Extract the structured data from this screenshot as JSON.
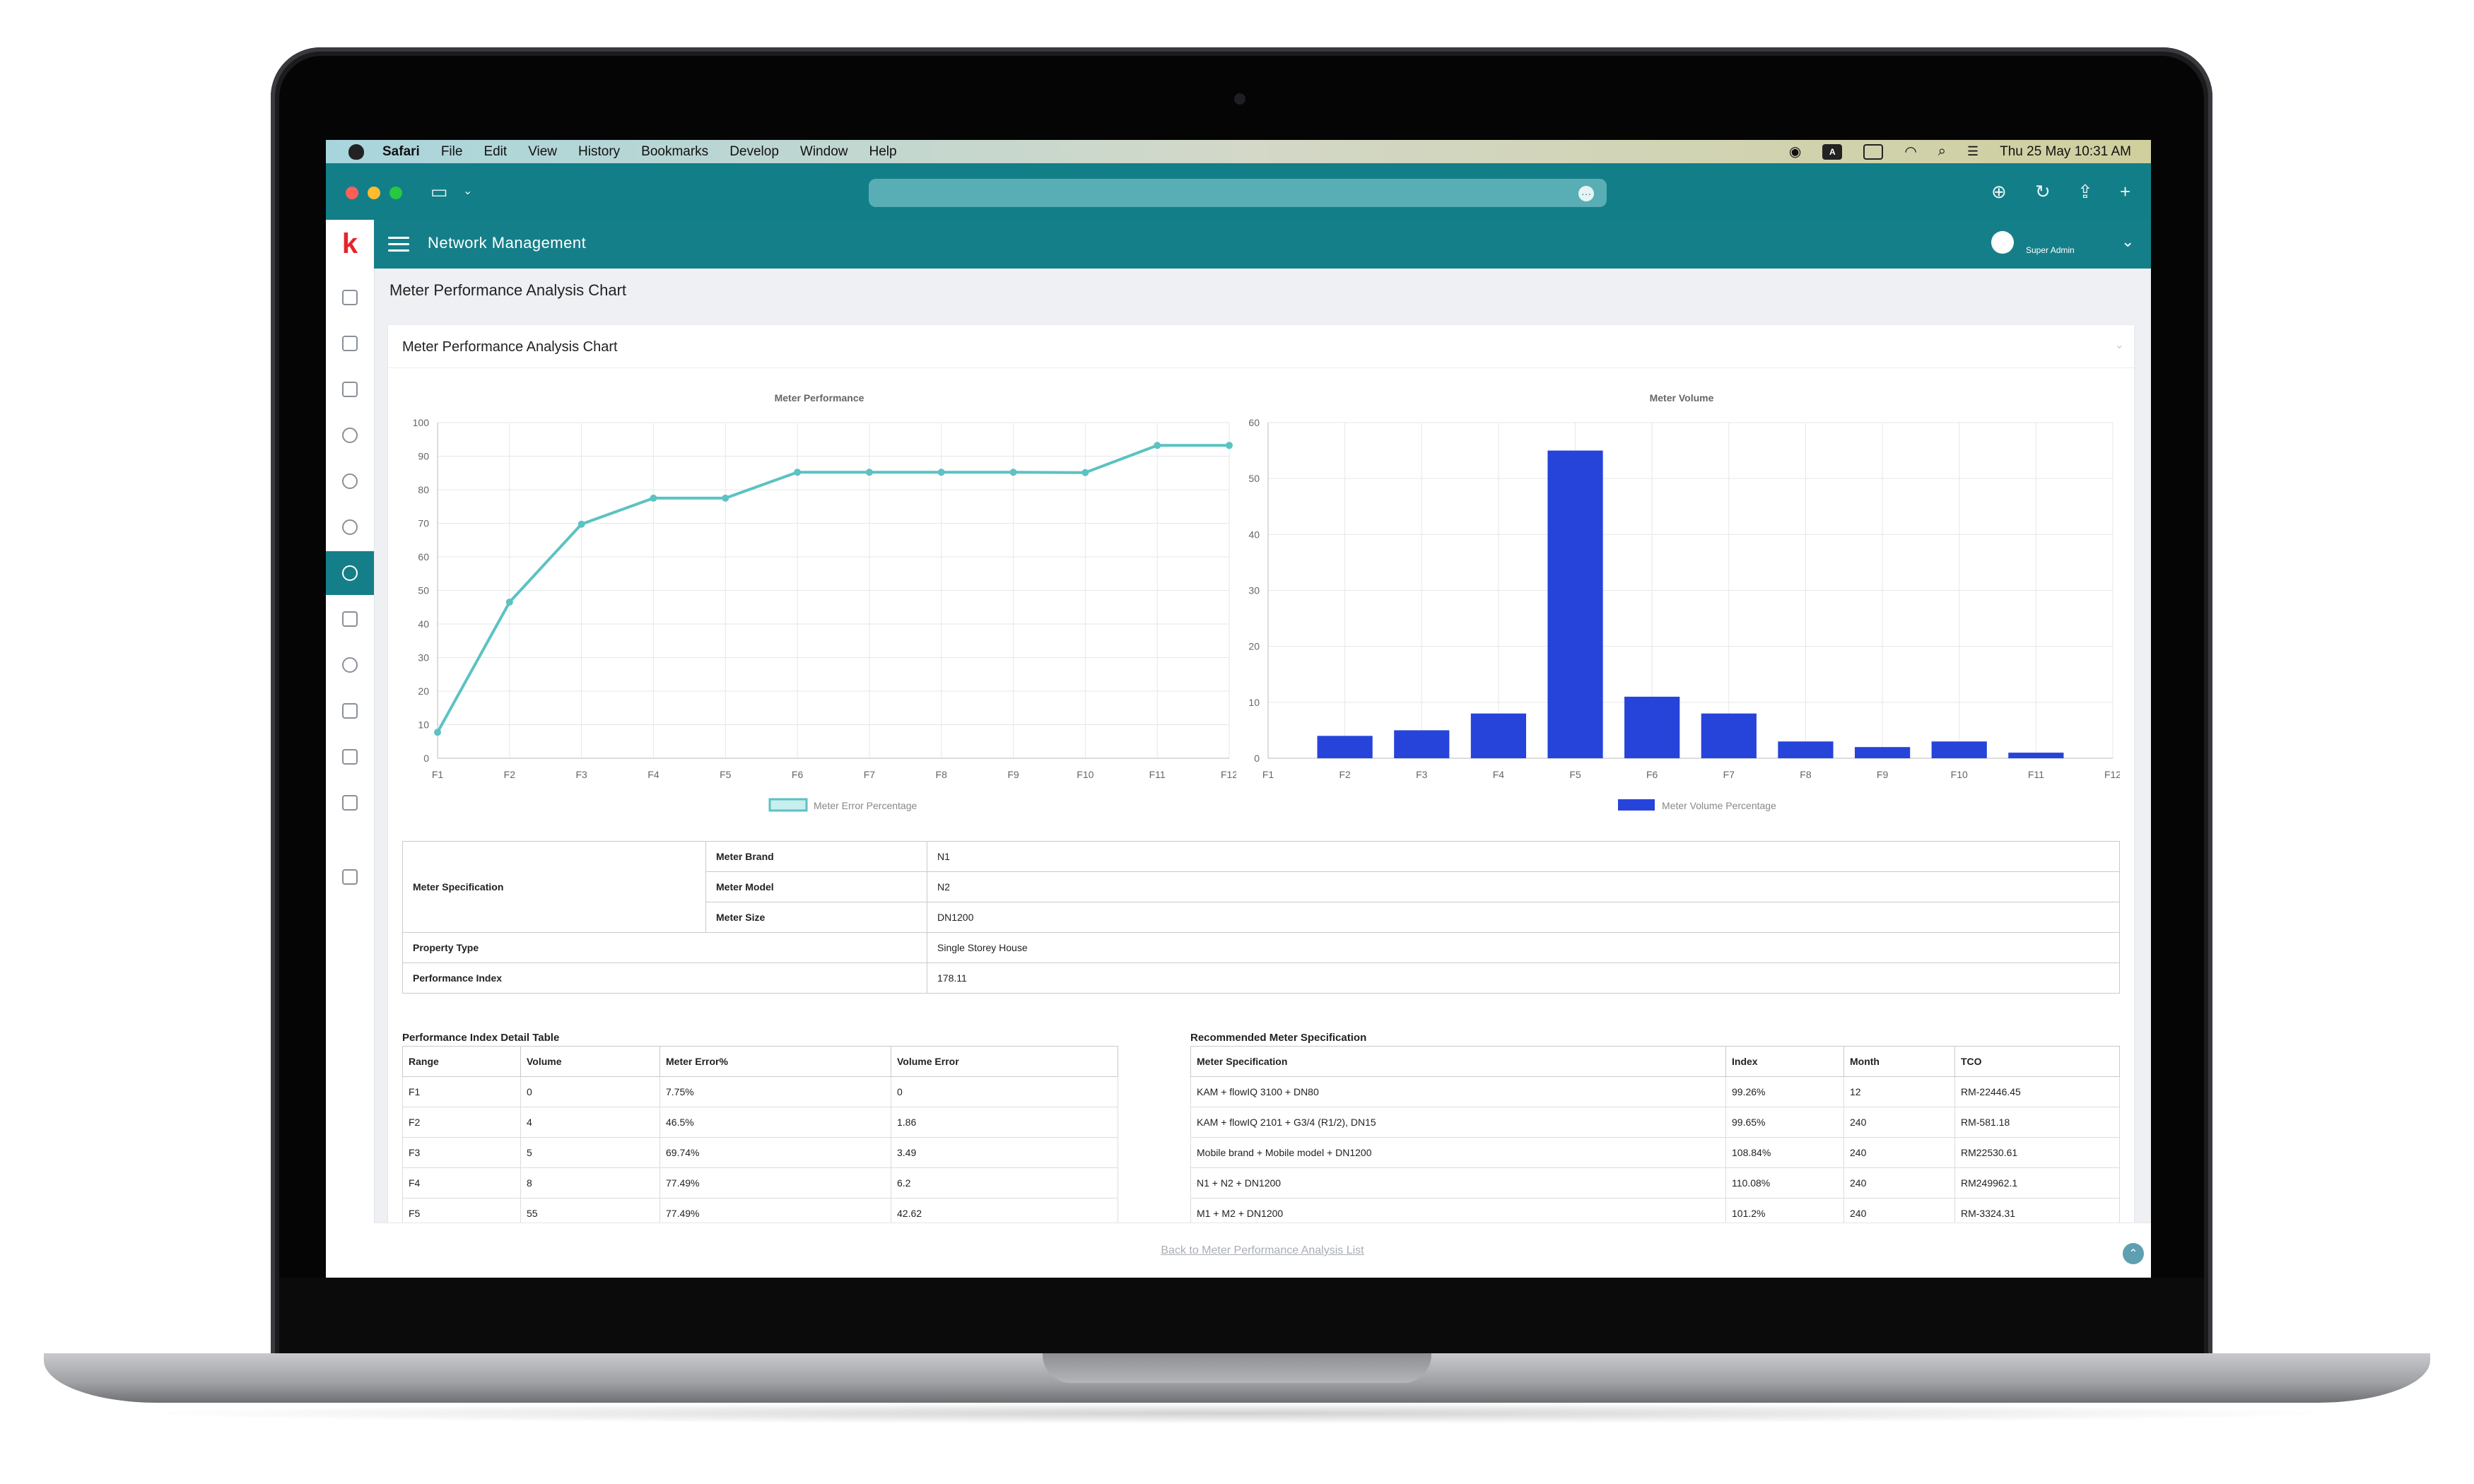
{
  "menubar": {
    "app": "Safari",
    "items": [
      "File",
      "Edit",
      "View",
      "History",
      "Bookmarks",
      "Develop",
      "Window",
      "Help"
    ],
    "keyboard_badge": "A",
    "clock": "Thu 25 May  10:31 AM"
  },
  "browser": {
    "address_more_icon": "ellipsis-icon"
  },
  "app": {
    "logo": "k",
    "title": "Network Management",
    "user": "Super Admin"
  },
  "page": {
    "title": "Meter Performance Analysis Chart",
    "card_title": "Meter Performance Analysis Chart",
    "back_link": "Back to Meter Performance Analysis List"
  },
  "sidebar": {
    "items": [
      "home-icon",
      "device-icon",
      "checklist-icon",
      "user-icon",
      "users-icon",
      "group-icon",
      "network-icon",
      "upload-icon",
      "settings-icon",
      "report-icon",
      "document-icon",
      "camera-settings-icon",
      "logout-icon"
    ],
    "active_index": 6
  },
  "chart_data": [
    {
      "type": "line",
      "title": "Meter Performance",
      "categories": [
        "F1",
        "F2",
        "F3",
        "F4",
        "F5",
        "F6",
        "F7",
        "F8",
        "F9",
        "F10",
        "F11",
        "F12"
      ],
      "series": [
        {
          "name": "Meter Error Percentage",
          "values": [
            7.75,
            46.5,
            69.74,
            77.49,
            77.49,
            85.2,
            85.2,
            85.2,
            85.2,
            85.1,
            93.2,
            93.2
          ],
          "color": "#5cc2c3"
        }
      ],
      "ylim": [
        0,
        100
      ],
      "yticks": [
        0,
        10,
        20,
        30,
        40,
        50,
        60,
        70,
        80,
        90,
        100
      ],
      "grid": true,
      "legend": "bottom"
    },
    {
      "type": "bar",
      "title": "Meter Volume",
      "categories": [
        "F1",
        "F2",
        "F3",
        "F4",
        "F5",
        "F6",
        "F7",
        "F8",
        "F9",
        "F10",
        "F11",
        "F12"
      ],
      "series": [
        {
          "name": "Meter Volume Percentage",
          "values": [
            0,
            4,
            5,
            8,
            55,
            11,
            8,
            3,
            2,
            3,
            1,
            0
          ],
          "color": "#2644d9"
        }
      ],
      "ylim": [
        0,
        60
      ],
      "yticks": [
        0,
        10,
        20,
        30,
        40,
        50,
        60
      ],
      "grid": true,
      "legend": "bottom"
    }
  ],
  "spec": {
    "meter_spec_label": "Meter Specification",
    "brand_label": "Meter Brand",
    "brand": "N1",
    "model_label": "Meter Model",
    "model": "N2",
    "size_label": "Meter Size",
    "size": "DN1200",
    "property_label": "Property Type",
    "property": "Single Storey House",
    "pi_label": "Performance Index",
    "pi": "178.11"
  },
  "pi_table": {
    "title": "Performance Index Detail Table",
    "headers": [
      "Range",
      "Volume",
      "Meter Error%",
      "Volume Error"
    ],
    "rows": [
      [
        "F1",
        "0",
        "7.75%",
        "0"
      ],
      [
        "F2",
        "4",
        "46.5%",
        "1.86"
      ],
      [
        "F3",
        "5",
        "69.74%",
        "3.49"
      ],
      [
        "F4",
        "8",
        "77.49%",
        "6.2"
      ],
      [
        "F5",
        "55",
        "77.49%",
        "42.62"
      ]
    ]
  },
  "rec_table": {
    "title": "Recommended Meter Specification",
    "headers": [
      "Meter Specification",
      "Index",
      "Month",
      "TCO"
    ],
    "rows": [
      [
        "KAM + flowIQ 3100 + DN80",
        "99.26%",
        "12",
        "RM-22446.45"
      ],
      [
        "KAM + flowIQ 2101 + G3/4 (R1/2), DN15",
        "99.65%",
        "240",
        "RM-581.18"
      ],
      [
        "Mobile brand + Mobile model + DN1200",
        "108.84%",
        "240",
        "RM22530.61"
      ],
      [
        "N1 + N2 + DN1200",
        "110.08%",
        "240",
        "RM249962.1"
      ],
      [
        "M1 + M2 + DN1200",
        "101.2%",
        "240",
        "RM-3324.31"
      ]
    ]
  }
}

....

__Directions__
Please write out all of the material above without changing a word, and omit any pictures.

__Exercise output__
Extract the structured data from this screenshot as JSON.
{
  "menubar": {
    "app": "Safari",
    "items": [
      "File",
      "Edit",
      "View",
      "History",
      "Bookmarks",
      "Develop",
      "Window",
      "Help"
    ],
    "keyboard_badge": "A",
    "clock": "Thu 25 May  10:31 AM"
  },
  "browser": {
    "address_more_icon": "ellipsis-icon"
  },
  "app": {
    "logo": "k",
    "title": "Network Management",
    "user": "Super Admin"
  },
  "page": {
    "title": "Meter Performance Analysis Chart",
    "card_title": "Meter Performance Analysis Chart",
    "back_link": "Back to Meter Performance Analysis List"
  },
  "sidebar": {
    "items": [
      "home-icon",
      "device-icon",
      "checklist-icon",
      "user-icon",
      "users-icon",
      "group-icon",
      "network-icon",
      "upload-icon",
      "settings-icon",
      "report-icon",
      "document-icon",
      "camera-settings-icon",
      "logout-icon"
    ],
    "active_index": 6
  },
  "chart_data": [
    {
      "type": "line",
      "title": "Meter Performance",
      "categories": [
        "F1",
        "F2",
        "F3",
        "F4",
        "F5",
        "F6",
        "F7",
        "F8",
        "F9",
        "F10",
        "F11",
        "F12"
      ],
      "series": [
        {
          "name": "Meter Error Percentage",
          "values": [
            7.75,
            46.5,
            69.74,
            77.49,
            77.49,
            85.2,
            85.2,
            85.2,
            85.2,
            85.1,
            93.2,
            93.2
          ],
          "color": "#5cc2c3"
        }
      ],
      "ylim": [
        0,
        100
      ],
      "yticks": [
        0,
        10,
        20,
        30,
        40,
        50,
        60,
        70,
        80,
        90,
        100
      ],
      "grid": true,
      "legend": "bottom"
    },
    {
      "type": "bar",
      "title": "Meter Volume",
      "categories": [
        "F1",
        "F2",
        "F3",
        "F4",
        "F5",
        "F6",
        "F7",
        "F8",
        "F9",
        "F10",
        "F11",
        "F12"
      ],
      "series": [
        {
          "name": "Meter Volume Percentage",
          "values": [
            0,
            4,
            5,
            8,
            55,
            11,
            8,
            3,
            2,
            3,
            1,
            0
          ],
          "color": "#2644d9"
        }
      ],
      "ylim": [
        0,
        60
      ],
      "yticks": [
        0,
        10,
        20,
        30,
        40,
        50,
        60
      ],
      "grid": true,
      "legend": "bottom"
    }
  ],
  "spec": {
    "meter_spec_label": "Meter Specification",
    "brand_label": "Meter Brand",
    "brand": "N1",
    "model_label": "Meter Model",
    "model": "N2",
    "size_label": "Meter Size",
    "size": "DN1200",
    "property_label": "Property Type",
    "property": "Single Storey House",
    "pi_label": "Performance Index",
    "pi": "178.11"
  },
  "pi_table": {
    "title": "Performance Index Detail Table",
    "headers": [
      "Range",
      "Volume",
      "Meter Error%",
      "Volume Error"
    ],
    "rows": [
      [
        "F1",
        "0",
        "7.75%",
        "0"
      ],
      [
        "F2",
        "4",
        "46.5%",
        "1.86"
      ],
      [
        "F3",
        "5",
        "69.74%",
        "3.49"
      ],
      [
        "F4",
        "8",
        "77.49%",
        "6.2"
      ],
      [
        "F5",
        "55",
        "77.49%",
        "42.62"
      ]
    ]
  },
  "rec_table": {
    "title": "Recommended Meter Specification",
    "headers": [
      "Meter Specification",
      "Index",
      "Month",
      "TCO"
    ],
    "rows": [
      [
        "KAM + flowIQ 3100 + DN80",
        "99.26%",
        "12",
        "RM-22446.45"
      ],
      [
        "KAM + flowIQ 2101 + G3/4 (R1/2), DN15",
        "99.65%",
        "240",
        "RM-581.18"
      ],
      [
        "Mobile brand + Mobile model + DN1200",
        "108.84%",
        "240",
        "RM22530.61"
      ],
      [
        "N1 + N2 + DN1200",
        "110.08%",
        "240",
        "RM249962.1"
      ],
      [
        "M1 + M2 + DN1200",
        "101.2%",
        "240",
        "RM-3324.31"
      ]
    ]
  }
}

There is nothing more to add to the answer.